===== Document text

Rate limiting: proper implementation

Naive sleep(100) is poor. Need token bucket or sliding window rate limiter, especially collecting multiple instruments in parallel:

class RateLimiter {
    private tokens: number
    private lastRefill: number

    constructor(
        private maxTokens: number,
        private refillRate: number,  // tokens per second
    ) {
        this.tokens = maxTokens
        this.lastRefill = Date.now()
    }

    async acquire(count = 1): Promise<void> {
        this.refill()

        if (this.tokens >= count) {
            this.tokens -= count
            return
        }

        // Wait until tokens accumulate
        const waitMs = ((count - this.tokens) / this.refillRate) * 1000
        await sleep(waitMs)
        this.tokens = 0
    }

    private refill(): void {
        const now = Date.now()
        const elapsed = (now - this.lastRefill) / 1000
        this.tokens = Math.min(this.maxTokens, this.tokens + elapsed * this.refillRate)
        this.lastRefill = now
    }
}

// Binance: 1200 requests/minute = 20 requests/second
const binanceLimiter = new RateLimiter(1200, 20)

Multi-exchange collector

For strategies needing data from multiple exchanges simultaneously, ccxt library standardizes work with 100+ exchanges via unified interface:

import ccxt from 'ccxt'

class MultiExchangeOHLCVCollector {
    private exchanges: Map<string, ccxt.Exchange> = new Map()

    constructor(configs: ExchangeConfig[]) {
        for (const config of configs) {
            const ExchangeClass = ccxt[config.id as keyof typeof ccxt] as any
            this.exchanges.set(config.id, new ExchangeClass({
                apiKey: config.apiKey,
                secret: config.secret,
                rateLimit: true,  // ccxt built-in rate limiter
            }))
        }
    }

    async fetchOHLCV(
        exchangeId: string,
        symbol: string,
        timeframe: string,
        since?: number,
        limit = 500
    ): Promise<OHLCV[]> {
        const exchange = this.exchanges.get(exchangeId)!

        // ccxt returns: [timestamp, open, high, low, close, volume]
        const rawData = await exchange.fetchOHLCV(symbol, timeframe, since, limit)

        return rawData.map(([ts, o, h, l, c, v]) => ({
            exchange: exchangeId,
            symbol,
            timeframe,
            timestamp: new Date(ts),
            open: o, high: h, low: l, close: c, volume: v,
        }))
    }

    async fetchFullHistory(
        exchangeId: string,
        symbol: string,
        timeframe: string,
        fromDate: Date
    ): Promise<OHLCV[]> {
        const exchange = this.exchanges.get(exchangeId)!
        const all: OHLCV[] = []
        let since = fromDate.getTime()

        while (true) {
            const batch = await this.fetchOHLCV(exchangeId, symbol, timeframe, since)
            if (batch.length === 0) break

            all.push(...batch)
            since = batch[batch.length - 1].timestamp.getTime() + 1
            await exchange.sleep(exchange.rateLimit)

==========
===== Dataset entries

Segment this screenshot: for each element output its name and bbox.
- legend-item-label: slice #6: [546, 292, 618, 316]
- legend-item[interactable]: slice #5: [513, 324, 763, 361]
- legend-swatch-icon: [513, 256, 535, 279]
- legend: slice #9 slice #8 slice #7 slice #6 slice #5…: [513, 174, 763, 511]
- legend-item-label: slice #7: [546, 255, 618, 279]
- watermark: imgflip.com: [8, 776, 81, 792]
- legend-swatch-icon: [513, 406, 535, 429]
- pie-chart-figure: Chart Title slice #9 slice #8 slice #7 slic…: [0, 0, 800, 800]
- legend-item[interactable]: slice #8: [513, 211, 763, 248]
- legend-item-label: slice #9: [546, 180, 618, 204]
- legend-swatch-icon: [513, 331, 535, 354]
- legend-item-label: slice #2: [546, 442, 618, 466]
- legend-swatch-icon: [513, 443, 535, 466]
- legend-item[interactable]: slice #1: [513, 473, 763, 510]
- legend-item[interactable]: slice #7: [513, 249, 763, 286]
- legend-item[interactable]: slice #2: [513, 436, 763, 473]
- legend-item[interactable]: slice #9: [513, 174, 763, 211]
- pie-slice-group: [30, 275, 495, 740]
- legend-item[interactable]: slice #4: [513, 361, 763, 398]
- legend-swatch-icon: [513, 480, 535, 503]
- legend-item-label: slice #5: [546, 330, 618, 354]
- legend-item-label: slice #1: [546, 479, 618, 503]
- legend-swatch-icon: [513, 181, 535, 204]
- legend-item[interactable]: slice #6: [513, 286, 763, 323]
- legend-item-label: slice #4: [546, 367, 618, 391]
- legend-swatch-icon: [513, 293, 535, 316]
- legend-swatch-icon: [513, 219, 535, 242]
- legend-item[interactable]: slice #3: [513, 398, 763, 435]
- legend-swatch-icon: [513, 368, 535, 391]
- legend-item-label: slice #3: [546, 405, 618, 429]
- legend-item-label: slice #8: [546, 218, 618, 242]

==========

## Task requirements
- A) According to a comment in the rate limiting text, what values does ccxt return for each OHLCV entry? List them in order.
- B) What request limit does the rate limiting text give for Binance?
- C) Why does the rate limiting text use the ccxt library for the multi-exchange collector?
This listing comes from a different source than the rate limiting text.

## Solutions below
- A) timestamp, open, high, low, close, volume

- B) 1200 requests per minute, which equals 20 requests per second.

- C) Some strategies need data from multiple exchanges at the same time. The ccxt library standardizes work with more than 100 exchanges through a unified interface.